- _What to produce_
It is required that all of the data be written out exactly.

(Items from a dataset)
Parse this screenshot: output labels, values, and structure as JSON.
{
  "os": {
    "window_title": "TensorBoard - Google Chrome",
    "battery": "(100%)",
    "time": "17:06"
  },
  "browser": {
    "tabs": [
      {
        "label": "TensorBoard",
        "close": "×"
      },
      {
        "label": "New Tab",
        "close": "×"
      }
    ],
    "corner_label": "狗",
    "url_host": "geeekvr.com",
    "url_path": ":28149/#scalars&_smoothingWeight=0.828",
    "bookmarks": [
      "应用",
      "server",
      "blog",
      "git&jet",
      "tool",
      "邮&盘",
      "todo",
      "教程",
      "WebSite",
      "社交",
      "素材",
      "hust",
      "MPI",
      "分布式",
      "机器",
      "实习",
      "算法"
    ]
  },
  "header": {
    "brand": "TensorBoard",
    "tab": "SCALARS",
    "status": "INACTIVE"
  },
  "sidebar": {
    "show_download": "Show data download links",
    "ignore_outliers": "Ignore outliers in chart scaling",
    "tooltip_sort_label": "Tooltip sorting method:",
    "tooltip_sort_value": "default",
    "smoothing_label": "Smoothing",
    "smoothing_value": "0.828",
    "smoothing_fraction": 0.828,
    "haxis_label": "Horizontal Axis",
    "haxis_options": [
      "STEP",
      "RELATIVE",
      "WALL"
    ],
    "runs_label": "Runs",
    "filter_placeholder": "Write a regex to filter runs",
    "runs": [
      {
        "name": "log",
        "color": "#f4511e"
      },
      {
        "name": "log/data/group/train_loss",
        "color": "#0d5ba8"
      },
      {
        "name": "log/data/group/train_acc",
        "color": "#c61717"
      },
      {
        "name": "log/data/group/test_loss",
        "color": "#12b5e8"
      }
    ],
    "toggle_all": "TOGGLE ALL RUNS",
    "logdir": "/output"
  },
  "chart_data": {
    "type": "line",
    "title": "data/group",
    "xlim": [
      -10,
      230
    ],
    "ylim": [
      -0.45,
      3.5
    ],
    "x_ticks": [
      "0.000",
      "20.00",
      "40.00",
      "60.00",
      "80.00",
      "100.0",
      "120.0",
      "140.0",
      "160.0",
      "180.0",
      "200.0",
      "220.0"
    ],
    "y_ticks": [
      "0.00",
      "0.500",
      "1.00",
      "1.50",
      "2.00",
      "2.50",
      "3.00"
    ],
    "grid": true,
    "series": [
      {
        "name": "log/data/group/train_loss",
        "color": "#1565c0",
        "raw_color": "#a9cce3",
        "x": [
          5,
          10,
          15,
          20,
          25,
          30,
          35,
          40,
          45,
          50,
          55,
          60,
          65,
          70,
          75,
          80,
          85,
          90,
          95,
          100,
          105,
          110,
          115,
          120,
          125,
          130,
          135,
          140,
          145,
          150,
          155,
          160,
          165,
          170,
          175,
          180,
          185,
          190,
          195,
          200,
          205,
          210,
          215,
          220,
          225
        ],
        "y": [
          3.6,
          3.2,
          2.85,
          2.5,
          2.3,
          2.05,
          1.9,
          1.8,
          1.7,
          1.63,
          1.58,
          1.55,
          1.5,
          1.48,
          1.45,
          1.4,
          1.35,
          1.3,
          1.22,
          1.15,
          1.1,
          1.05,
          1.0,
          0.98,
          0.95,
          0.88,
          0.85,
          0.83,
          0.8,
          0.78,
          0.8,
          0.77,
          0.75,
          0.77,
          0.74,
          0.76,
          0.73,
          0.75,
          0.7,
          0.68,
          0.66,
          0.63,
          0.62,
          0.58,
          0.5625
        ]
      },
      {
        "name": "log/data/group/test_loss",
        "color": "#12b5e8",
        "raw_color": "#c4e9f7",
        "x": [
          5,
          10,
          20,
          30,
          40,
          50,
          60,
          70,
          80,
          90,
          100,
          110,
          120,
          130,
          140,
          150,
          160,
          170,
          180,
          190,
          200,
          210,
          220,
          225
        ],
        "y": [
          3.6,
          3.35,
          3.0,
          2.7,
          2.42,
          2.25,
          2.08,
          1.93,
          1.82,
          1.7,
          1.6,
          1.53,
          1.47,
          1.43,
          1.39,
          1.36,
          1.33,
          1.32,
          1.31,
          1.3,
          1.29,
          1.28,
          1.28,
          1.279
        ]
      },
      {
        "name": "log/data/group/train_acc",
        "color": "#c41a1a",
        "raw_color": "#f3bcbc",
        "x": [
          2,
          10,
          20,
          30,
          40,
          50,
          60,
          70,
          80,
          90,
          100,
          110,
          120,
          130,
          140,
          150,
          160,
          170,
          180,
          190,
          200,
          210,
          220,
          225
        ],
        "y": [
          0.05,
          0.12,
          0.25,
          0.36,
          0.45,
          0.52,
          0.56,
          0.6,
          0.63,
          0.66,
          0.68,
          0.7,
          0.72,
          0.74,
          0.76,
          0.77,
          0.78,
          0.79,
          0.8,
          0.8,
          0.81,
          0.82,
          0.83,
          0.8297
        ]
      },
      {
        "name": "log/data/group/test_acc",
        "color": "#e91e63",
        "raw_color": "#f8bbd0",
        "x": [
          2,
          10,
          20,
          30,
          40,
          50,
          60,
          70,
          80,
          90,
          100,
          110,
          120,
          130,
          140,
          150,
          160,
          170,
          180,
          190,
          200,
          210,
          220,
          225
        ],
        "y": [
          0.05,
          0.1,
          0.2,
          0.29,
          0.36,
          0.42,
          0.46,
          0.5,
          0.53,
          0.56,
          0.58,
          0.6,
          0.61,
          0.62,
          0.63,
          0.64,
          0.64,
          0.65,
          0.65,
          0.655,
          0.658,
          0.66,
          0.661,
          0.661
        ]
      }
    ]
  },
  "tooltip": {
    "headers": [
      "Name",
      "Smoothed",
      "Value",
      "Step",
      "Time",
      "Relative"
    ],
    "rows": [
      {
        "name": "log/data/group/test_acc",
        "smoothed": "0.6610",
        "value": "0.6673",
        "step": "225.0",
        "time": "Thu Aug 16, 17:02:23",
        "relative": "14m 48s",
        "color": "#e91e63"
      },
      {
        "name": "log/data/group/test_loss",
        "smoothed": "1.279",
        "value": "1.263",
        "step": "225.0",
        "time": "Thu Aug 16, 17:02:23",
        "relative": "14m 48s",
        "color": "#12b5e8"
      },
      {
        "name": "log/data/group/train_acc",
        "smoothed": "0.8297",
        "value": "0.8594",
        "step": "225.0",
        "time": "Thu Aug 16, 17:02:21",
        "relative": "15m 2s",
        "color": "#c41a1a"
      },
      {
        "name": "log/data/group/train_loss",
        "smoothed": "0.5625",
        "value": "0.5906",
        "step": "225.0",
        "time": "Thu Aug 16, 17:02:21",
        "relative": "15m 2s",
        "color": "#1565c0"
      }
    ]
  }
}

- _Solution for this exercise_
Parse this screenshot: output labels, values, and structure as JSON.
{
  "os": {
    "window_title": "TensorBoard - Google Chrome",
    "battery": "(100%)",
    "time": "17:06"
  },
  "browser": {
    "tabs": [
      {
        "label": "TensorBoard",
        "close": "×"
      },
      {
        "label": "New Tab",
        "close": "×"
      }
    ],
    "corner_label": "狗",
    "url_host": "geeekvr.com",
    "url_path": ":28149/#scalars&_smoothingWeight=0.828",
    "bookmarks": [
      "应用",
      "server",
      "blog",
      "git&jet",
      "tool",
      "邮&盘",
      "todo",
      "教程",
      "WebSite",
      "社交",
      "素材",
      "hust",
      "MPI",
      "分布式",
      "机器",
      "实习",
      "算法"
    ]
  },
  "header": {
    "brand": "TensorBoard",
    "tab": "SCALARS",
    "status": "INACTIVE"
  },
  "sidebar": {
    "show_download": "Show data download links",
    "ignore_outliers": "Ignore outliers in chart scaling",
    "tooltip_sort_label": "Tooltip sorting method:",
    "tooltip_sort_value": "default",
    "smoothing_label": "Smoothing",
    "smoothing_value": "0.828",
    "smoothing_fraction": 0.828,
    "haxis_label": "Horizontal Axis",
    "haxis_options": [
      "STEP",
      "RELATIVE",
      "WALL"
    ],
    "runs_label": "Runs",
    "filter_placeholder": "Write a regex to filter runs",
    "runs": [
      {
        "name": "log",
        "color": "#f4511e"
      },
      {
        "name": "log/data/group/train_loss",
        "color": "#0d5ba8"
      },
      {
        "name": "log/data/group/train_acc",
        "color": "#c61717"
      },
      {
        "name": "log/data/group/test_loss",
        "color": "#12b5e8"
      }
    ],
    "toggle_all": "TOGGLE ALL RUNS",
    "logdir": "/output"
  },
  "chart_data": {
    "type": "line",
    "title": "data/group",
    "xlim": [
      -10,
      230
    ],
    "ylim": [
      -0.45,
      3.5
    ],
    "x_ticks": [
      "0.000",
      "20.00",
      "40.00",
      "60.00",
      "80.00",
      "100.0",
      "120.0",
      "140.0",
      "160.0",
      "180.0",
      "200.0",
      "220.0"
    ],
    "y_ticks": [
      "0.00",
      "0.500",
      "1.00",
      "1.50",
      "2.00",
      "2.50",
      "3.00"
    ],
    "grid": true,
    "series": [
      {
        "name": "log/data/group/train_loss",
        "color": "#1565c0",
        "raw_color": "#a9cce3",
        "x": [
          5,
          10,
          15,
          20,
          25,
          30,
          35,
          40,
          45,
          50,
          55,
          60,
          65,
          70,
          75,
          80,
          85,
          90,
          95,
          100,
          105,
          110,
          115,
          120,
          125,
          130,
          135,
          140,
          145,
          150,
          155,
          160,
          165,
          170,
          175,
          180,
          185,
          190,
          195,
          200,
          205,
          210,
          215,
          220,
          225
        ],
        "y": [
          3.6,
          3.2,
          2.85,
          2.5,
          2.3,
          2.05,
          1.9,
          1.8,
          1.7,
          1.63,
          1.58,
          1.55,
          1.5,
          1.48,
          1.45,
          1.4,
          1.35,
          1.3,
          1.22,
          1.15,
          1.1,
          1.05,
          1.0,
          0.98,
          0.95,
          0.88,
          0.85,
          0.83,
          0.8,
          0.78,
          0.8,
          0.77,
          0.75,
          0.77,
          0.74,
          0.76,
          0.73,
          0.75,
          0.7,
          0.68,
          0.66,
          0.63,
          0.62,
          0.58,
          0.5625
        ]
      },
      {
        "name": "log/data/group/test_loss",
        "color": "#12b5e8",
        "raw_color": "#c4e9f7",
        "x": [
          5,
          10,
          20,
          30,
          40,
          50,
          60,
          70,
          80,
          90,
          100,
          110,
          120,
          130,
          140,
          150,
          160,
          170,
          180,
          190,
          200,
          210,
          220,
          225
        ],
        "y": [
          3.6,
          3.35,
          3.0,
          2.7,
          2.42,
          2.25,
          2.08,
          1.93,
          1.82,
          1.7,
          1.6,
          1.53,
          1.47,
          1.43,
          1.39,
          1.36,
          1.33,
          1.32,
          1.31,
          1.3,
          1.29,
          1.28,
          1.28,
          1.279
        ]
      },
      {
        "name": "log/data/group/train_acc",
        "color": "#c41a1a",
        "raw_color": "#f3bcbc",
        "x": [
          2,
          10,
          20,
          30,
          40,
          50,
          60,
          70,
          80,
          90,
          100,
          110,
          120,
          130,
          140,
          150,
          160,
          170,
          180,
          190,
          200,
          210,
          220,
          225
        ],
        "y": [
          0.05,
          0.12,
          0.25,
          0.36,
          0.45,
          0.52,
          0.56,
          0.6,
          0.63,
          0.66,
          0.68,
          0.7,
          0.72,
          0.74,
          0.76,
          0.77,
          0.78,
          0.79,
          0.8,
          0.8,
          0.81,
          0.82,
          0.83,
          0.8297
        ]
      },
      {
        "name": "log/data/group/test_acc",
        "color": "#e91e63",
        "raw_color": "#f8bbd0",
        "x": [
          2,
          10,
          20,
          30,
          40,
          50,
          60,
          70,
          80,
          90,
          100,
          110,
          120,
          130,
          140,
          150,
          160,
          170,
          180,
          190,
          200,
          210,
          220,
          225
        ],
        "y": [
          0.05,
          0.1,
          0.2,
          0.29,
          0.36,
          0.42,
          0.46,
          0.5,
          0.53,
          0.56,
          0.58,
          0.6,
          0.61,
          0.62,
          0.63,
          0.64,
          0.64,
          0.65,
          0.65,
          0.655,
          0.658,
          0.66,
          0.661,
          0.661
        ]
      }
    ]
  },
  "tooltip": {
    "headers": [
      "Name",
      "Smoothed",
      "Value",
      "Step",
      "Time",
      "Relative"
    ],
    "rows": [
      {
        "name": "log/data/group/test_acc",
        "smoothed": "0.6610",
        "value": "0.6673",
        "step": "225.0",
        "time": "Thu Aug 16, 17:02:23",
        "relative": "14m 48s",
        "color": "#e91e63"
      },
      {
        "name": "log/data/group/test_loss",
        "smoothed": "1.279",
        "value": "1.263",
        "step": "225.0",
        "time": "Thu Aug 16, 17:02:23",
        "relative": "14m 48s",
        "color": "#12b5e8"
      },
      {
        "name": "log/data/group/train_acc",
        "smoothed": "0.8297",
        "value": "0.8594",
        "step": "225.0",
        "time": "Thu Aug 16, 17:02:21",
        "relative": "15m 2s",
        "color": "#c41a1a"
      },
      {
        "name": "log/data/group/train_loss",
        "smoothed": "0.5625",
        "value": "0.5906",
        "step": "225.0",
        "time": "Thu Aug 16, 17:02:21",
        "relative": "15m 2s",
        "color": "#1565c0"
      }
    ]
  }
}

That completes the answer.